Records for processing
# # #
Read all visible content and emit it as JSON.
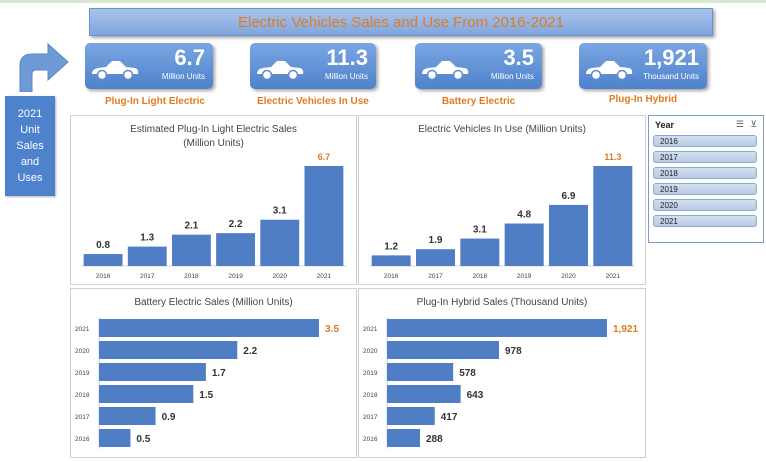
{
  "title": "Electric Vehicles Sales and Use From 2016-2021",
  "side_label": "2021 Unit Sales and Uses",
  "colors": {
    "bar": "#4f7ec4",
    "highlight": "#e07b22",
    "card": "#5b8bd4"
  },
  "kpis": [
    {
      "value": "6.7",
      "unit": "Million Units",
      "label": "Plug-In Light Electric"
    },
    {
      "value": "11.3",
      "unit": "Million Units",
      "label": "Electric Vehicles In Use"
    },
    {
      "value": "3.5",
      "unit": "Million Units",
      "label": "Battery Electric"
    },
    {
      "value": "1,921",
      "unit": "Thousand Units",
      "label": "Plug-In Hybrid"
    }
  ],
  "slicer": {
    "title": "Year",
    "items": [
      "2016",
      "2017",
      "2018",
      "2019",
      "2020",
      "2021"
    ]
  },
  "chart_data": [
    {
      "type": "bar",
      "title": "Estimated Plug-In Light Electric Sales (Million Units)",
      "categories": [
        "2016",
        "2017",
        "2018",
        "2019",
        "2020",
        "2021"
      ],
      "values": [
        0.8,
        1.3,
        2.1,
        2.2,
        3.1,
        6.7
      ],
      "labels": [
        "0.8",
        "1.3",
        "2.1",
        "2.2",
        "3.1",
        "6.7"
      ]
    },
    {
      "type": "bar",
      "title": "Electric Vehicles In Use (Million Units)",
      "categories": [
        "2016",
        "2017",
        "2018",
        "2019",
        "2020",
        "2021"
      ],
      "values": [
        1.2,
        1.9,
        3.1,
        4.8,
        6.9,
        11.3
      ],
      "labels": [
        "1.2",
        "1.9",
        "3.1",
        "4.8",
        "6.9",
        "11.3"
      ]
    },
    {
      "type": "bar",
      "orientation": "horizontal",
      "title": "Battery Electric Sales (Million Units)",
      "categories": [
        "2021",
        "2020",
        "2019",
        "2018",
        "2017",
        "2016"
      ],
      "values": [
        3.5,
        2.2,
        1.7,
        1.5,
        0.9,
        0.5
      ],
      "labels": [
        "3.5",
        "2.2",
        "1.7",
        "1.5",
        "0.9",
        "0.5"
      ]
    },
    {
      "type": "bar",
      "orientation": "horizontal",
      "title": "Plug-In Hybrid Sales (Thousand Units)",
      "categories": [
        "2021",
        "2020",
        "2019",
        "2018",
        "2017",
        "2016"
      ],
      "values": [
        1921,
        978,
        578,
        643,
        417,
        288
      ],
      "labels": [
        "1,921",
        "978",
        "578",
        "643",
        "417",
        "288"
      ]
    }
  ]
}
# # #
Given instruction
Transcribe the entries above verbatim, omitting their pictures.

Problem solution
Read all visible content and emit it as JSON.
{
  "title": "Electric Vehicles Sales and Use From 2016-2021",
  "side_label": "2021 Unit Sales and Uses",
  "colors": {
    "bar": "#4f7ec4",
    "highlight": "#e07b22",
    "card": "#5b8bd4"
  },
  "kpis": [
    {
      "value": "6.7",
      "unit": "Million Units",
      "label": "Plug-In Light Electric"
    },
    {
      "value": "11.3",
      "unit": "Million Units",
      "label": "Electric Vehicles In Use"
    },
    {
      "value": "3.5",
      "unit": "Million Units",
      "label": "Battery Electric"
    },
    {
      "value": "1,921",
      "unit": "Thousand Units",
      "label": "Plug-In Hybrid"
    }
  ],
  "slicer": {
    "title": "Year",
    "items": [
      "2016",
      "2017",
      "2018",
      "2019",
      "2020",
      "2021"
    ]
  },
  "chart_data": [
    {
      "type": "bar",
      "title": "Estimated Plug-In Light Electric Sales (Million Units)",
      "categories": [
        "2016",
        "2017",
        "2018",
        "2019",
        "2020",
        "2021"
      ],
      "values": [
        0.8,
        1.3,
        2.1,
        2.2,
        3.1,
        6.7
      ],
      "labels": [
        "0.8",
        "1.3",
        "2.1",
        "2.2",
        "3.1",
        "6.7"
      ]
    },
    {
      "type": "bar",
      "title": "Electric Vehicles In Use (Million Units)",
      "categories": [
        "2016",
        "2017",
        "2018",
        "2019",
        "2020",
        "2021"
      ],
      "values": [
        1.2,
        1.9,
        3.1,
        4.8,
        6.9,
        11.3
      ],
      "labels": [
        "1.2",
        "1.9",
        "3.1",
        "4.8",
        "6.9",
        "11.3"
      ]
    },
    {
      "type": "bar",
      "orientation": "horizontal",
      "title": "Battery Electric Sales (Million Units)",
      "categories": [
        "2021",
        "2020",
        "2019",
        "2018",
        "2017",
        "2016"
      ],
      "values": [
        3.5,
        2.2,
        1.7,
        1.5,
        0.9,
        0.5
      ],
      "labels": [
        "3.5",
        "2.2",
        "1.7",
        "1.5",
        "0.9",
        "0.5"
      ]
    },
    {
      "type": "bar",
      "orientation": "horizontal",
      "title": "Plug-In Hybrid Sales (Thousand Units)",
      "categories": [
        "2021",
        "2020",
        "2019",
        "2018",
        "2017",
        "2016"
      ],
      "values": [
        1921,
        978,
        578,
        643,
        417,
        288
      ],
      "labels": [
        "1,921",
        "978",
        "578",
        "643",
        "417",
        "288"
      ]
    }
  ]
}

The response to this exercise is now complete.